WORK TO DO – Repeat the records exactly. Every line must match.

======== RECORD SET

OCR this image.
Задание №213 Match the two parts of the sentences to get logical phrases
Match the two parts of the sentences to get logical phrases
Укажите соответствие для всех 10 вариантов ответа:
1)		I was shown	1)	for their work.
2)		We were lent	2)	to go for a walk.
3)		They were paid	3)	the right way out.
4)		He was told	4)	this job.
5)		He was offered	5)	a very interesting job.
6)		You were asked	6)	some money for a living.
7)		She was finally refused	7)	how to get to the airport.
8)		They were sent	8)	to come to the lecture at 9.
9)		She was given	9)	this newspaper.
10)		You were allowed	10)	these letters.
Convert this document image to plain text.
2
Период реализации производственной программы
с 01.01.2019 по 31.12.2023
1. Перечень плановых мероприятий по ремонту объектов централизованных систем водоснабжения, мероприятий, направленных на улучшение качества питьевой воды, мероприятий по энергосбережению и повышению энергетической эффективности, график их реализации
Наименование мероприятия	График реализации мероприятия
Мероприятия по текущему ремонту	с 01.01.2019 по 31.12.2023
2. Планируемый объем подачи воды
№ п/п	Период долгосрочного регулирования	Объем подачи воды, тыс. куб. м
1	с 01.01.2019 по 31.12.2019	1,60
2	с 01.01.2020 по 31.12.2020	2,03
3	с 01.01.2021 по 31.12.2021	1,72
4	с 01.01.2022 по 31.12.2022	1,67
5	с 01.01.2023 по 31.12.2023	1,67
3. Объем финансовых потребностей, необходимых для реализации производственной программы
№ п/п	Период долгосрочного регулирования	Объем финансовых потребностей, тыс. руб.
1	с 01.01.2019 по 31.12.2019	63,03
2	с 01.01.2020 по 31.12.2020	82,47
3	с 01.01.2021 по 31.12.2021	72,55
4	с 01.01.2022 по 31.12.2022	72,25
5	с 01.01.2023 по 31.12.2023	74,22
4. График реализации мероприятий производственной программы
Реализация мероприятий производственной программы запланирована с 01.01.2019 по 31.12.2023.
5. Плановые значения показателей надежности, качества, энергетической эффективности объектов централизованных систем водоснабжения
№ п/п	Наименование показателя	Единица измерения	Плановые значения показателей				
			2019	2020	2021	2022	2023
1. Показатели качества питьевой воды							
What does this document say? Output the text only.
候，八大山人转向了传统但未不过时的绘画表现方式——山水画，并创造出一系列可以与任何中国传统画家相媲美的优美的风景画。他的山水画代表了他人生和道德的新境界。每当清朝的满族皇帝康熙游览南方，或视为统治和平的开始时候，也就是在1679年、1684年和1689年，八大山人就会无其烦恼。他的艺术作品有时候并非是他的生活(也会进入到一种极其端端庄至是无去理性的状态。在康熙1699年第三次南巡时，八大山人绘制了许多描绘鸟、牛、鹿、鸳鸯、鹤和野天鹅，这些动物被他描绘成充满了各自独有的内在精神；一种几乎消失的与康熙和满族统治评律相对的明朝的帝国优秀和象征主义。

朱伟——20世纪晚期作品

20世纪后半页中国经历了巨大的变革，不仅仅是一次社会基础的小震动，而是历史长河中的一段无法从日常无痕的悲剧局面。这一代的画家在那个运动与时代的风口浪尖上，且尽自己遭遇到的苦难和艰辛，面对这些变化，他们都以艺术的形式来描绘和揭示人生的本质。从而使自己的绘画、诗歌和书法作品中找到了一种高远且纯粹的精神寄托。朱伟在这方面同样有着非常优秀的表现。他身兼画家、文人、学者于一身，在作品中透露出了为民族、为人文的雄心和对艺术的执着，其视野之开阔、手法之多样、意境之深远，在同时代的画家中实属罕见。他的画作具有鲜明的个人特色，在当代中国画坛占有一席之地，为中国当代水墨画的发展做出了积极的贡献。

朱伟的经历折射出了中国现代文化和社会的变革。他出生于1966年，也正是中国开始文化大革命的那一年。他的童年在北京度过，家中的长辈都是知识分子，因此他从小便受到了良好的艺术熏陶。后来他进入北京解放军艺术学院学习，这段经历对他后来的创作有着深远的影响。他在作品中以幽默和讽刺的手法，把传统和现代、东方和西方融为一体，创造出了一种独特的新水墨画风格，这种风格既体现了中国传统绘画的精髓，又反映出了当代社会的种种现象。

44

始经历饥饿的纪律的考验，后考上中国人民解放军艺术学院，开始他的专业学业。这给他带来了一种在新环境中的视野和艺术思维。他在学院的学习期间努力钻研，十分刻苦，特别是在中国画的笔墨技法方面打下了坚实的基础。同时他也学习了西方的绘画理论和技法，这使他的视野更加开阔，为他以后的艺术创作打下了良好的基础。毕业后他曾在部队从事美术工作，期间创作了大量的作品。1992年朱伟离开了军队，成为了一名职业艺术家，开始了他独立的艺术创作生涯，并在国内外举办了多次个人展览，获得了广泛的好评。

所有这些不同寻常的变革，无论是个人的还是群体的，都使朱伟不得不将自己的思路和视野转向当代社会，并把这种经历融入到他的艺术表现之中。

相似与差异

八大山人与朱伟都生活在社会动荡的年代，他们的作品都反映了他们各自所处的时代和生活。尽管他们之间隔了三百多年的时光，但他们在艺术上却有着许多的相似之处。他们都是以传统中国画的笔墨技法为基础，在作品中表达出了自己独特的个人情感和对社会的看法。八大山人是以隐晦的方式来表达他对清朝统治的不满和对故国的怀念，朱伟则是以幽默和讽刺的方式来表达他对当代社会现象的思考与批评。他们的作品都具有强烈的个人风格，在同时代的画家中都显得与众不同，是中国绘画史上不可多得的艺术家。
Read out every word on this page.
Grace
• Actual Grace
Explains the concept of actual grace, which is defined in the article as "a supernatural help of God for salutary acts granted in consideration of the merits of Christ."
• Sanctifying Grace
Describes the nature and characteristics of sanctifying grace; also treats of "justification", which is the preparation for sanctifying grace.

================

RESULT FOR THIS EXERCISE –
OCR this image.
Задание №213 Match the two parts of the sentences to get logical phrases
Match the two parts of the sentences to get logical phrases
Укажите соответствие для всех 10 вариантов ответа:
1)		I was shown	1)	for their work.
2)		We were lent	2)	to go for a walk.
3)		They were paid	3)	the right way out.
4)		He was told	4)	this job.
5)		He was offered	5)	a very interesting job.
6)		You were asked	6)	some money for a living.
7)		She was finally refused	7)	how to get to the airport.
8)		They were sent	8)	to come to the lecture at 9.
9)		She was given	9)	this newspaper.
10)		You were allowed	10)	these letters.
Convert this document image to plain text.
2
Период реализации производственной программы
с 01.01.2019 по 31.12.2023
1. Перечень плановых мероприятий по ремонту объектов централизованных систем водоснабжения, мероприятий, направленных на улучшение качества питьевой воды, мероприятий по энергосбережению и повышению энергетической эффективности, график их реализации
Наименование мероприятия	График реализации мероприятия
Мероприятия по текущему ремонту	с 01.01.2019 по 31.12.2023
2. Планируемый объем подачи воды
№ п/п	Период долгосрочного регулирования	Объем подачи воды, тыс. куб. м
1	с 01.01.2019 по 31.12.2019	1,60
2	с 01.01.2020 по 31.12.2020	2,03
3	с 01.01.2021 по 31.12.2021	1,72
4	с 01.01.2022 по 31.12.2022	1,67
5	с 01.01.2023 по 31.12.2023	1,67
3. Объем финансовых потребностей, необходимых для реализации производственной программы
№ п/п	Период долгосрочного регулирования	Объем финансовых потребностей, тыс. руб.
1	с 01.01.2019 по 31.12.2019	63,03
2	с 01.01.2020 по 31.12.2020	82,47
3	с 01.01.2021 по 31.12.2021	72,55
4	с 01.01.2022 по 31.12.2022	72,25
5	с 01.01.2023 по 31.12.2023	74,22
4. График реализации мероприятий производственной программы
Реализация мероприятий производственной программы запланирована с 01.01.2019 по 31.12.2023.
5. Плановые значения показателей надежности, качества, энергетической эффективности объектов централизованных систем водоснабжения
№ п/п	Наименование показателя	Единица измерения	Плановые значения показателей				
			2019	2020	2021	2022	2023
1. Показатели качества питьевой воды							
What does this document say? Output the text only.
候，八大山人转向了传统但未不过时的绘画表现方式——山水画，并创造出一系列可以与任何中国传统画家相媲美的优美的风景画。他的山水画代表了他人生和道德的新境界。每当清朝的满族皇帝康熙游览南方，或视为统治和平的开始时候，也就是在1679年、1684年和1689年，八大山人就会无其烦恼。他的艺术作品有时候并非是他的生活(也会进入到一种极其端端庄至是无去理性的状态。在康熙1699年第三次南巡时，八大山人绘制了许多描绘鸟、牛、鹿、鸳鸯、鹤和野天鹅，这些动物被他描绘成充满了各自独有的内在精神；一种几乎消失的与康熙和满族统治评律相对的明朝的帝国优秀和象征主义。

朱伟——20世纪晚期作品

20世纪后半页中国经历了巨大的变革，不仅仅是一次社会基础的小震动，而是历史长河中的一段无法从日常无痕的悲剧局面。这一代的画家在那个运动与时代的风口浪尖上，且尽自己遭遇到的苦难和艰辛，面对这些变化，他们都以艺术的形式来描绘和揭示人生的本质。从而使自己的绘画、诗歌和书法作品中找到了一种高远且纯粹的精神寄托。朱伟在这方面同样有着非常优秀的表现。他身兼画家、文人、学者于一身，在作品中透露出了为民族、为人文的雄心和对艺术的执着，其视野之开阔、手法之多样、意境之深远，在同时代的画家中实属罕见。他的画作具有鲜明的个人特色，在当代中国画坛占有一席之地，为中国当代水墨画的发展做出了积极的贡献。

朱伟的经历折射出了中国现代文化和社会的变革。他出生于1966年，也正是中国开始文化大革命的那一年。他的童年在北京度过，家中的长辈都是知识分子，因此他从小便受到了良好的艺术熏陶。后来他进入北京解放军艺术学院学习，这段经历对他后来的创作有着深远的影响。他在作品中以幽默和讽刺的手法，把传统和现代、东方和西方融为一体，创造出了一种独特的新水墨画风格，这种风格既体现了中国传统绘画的精髓，又反映出了当代社会的种种现象。

44

始经历饥饿的纪律的考验，后考上中国人民解放军艺术学院，开始他的专业学业。这给他带来了一种在新环境中的视野和艺术思维。他在学院的学习期间努力钻研，十分刻苦，特别是在中国画的笔墨技法方面打下了坚实的基础。同时他也学习了西方的绘画理论和技法，这使他的视野更加开阔，为他以后的艺术创作打下了良好的基础。毕业后他曾在部队从事美术工作，期间创作了大量的作品。1992年朱伟离开了军队，成为了一名职业艺术家，开始了他独立的艺术创作生涯，并在国内外举办了多次个人展览，获得了广泛的好评。

所有这些不同寻常的变革，无论是个人的还是群体的，都使朱伟不得不将自己的思路和视野转向当代社会，并把这种经历融入到他的艺术表现之中。

相似与差异

八大山人与朱伟都生活在社会动荡的年代，他们的作品都反映了他们各自所处的时代和生活。尽管他们之间隔了三百多年的时光，但他们在艺术上却有着许多的相似之处。他们都是以传统中国画的笔墨技法为基础，在作品中表达出了自己独特的个人情感和对社会的看法。八大山人是以隐晦的方式来表达他对清朝统治的不满和对故国的怀念，朱伟则是以幽默和讽刺的方式来表达他对当代社会现象的思考与批评。他们的作品都具有强烈的个人风格，在同时代的画家中都显得与众不同，是中国绘画史上不可多得的艺术家。
Read out every word on this page.
Grace
• Actual Grace
Explains the concept of actual grace, which is defined in the article as "a supernatural help of God for salutary acts granted in consideration of the merits of Christ."
• Sanctifying Grace
Describes the nature and characteristics of sanctifying grace; also treats of "justification", which is the preparation for sanctifying grace.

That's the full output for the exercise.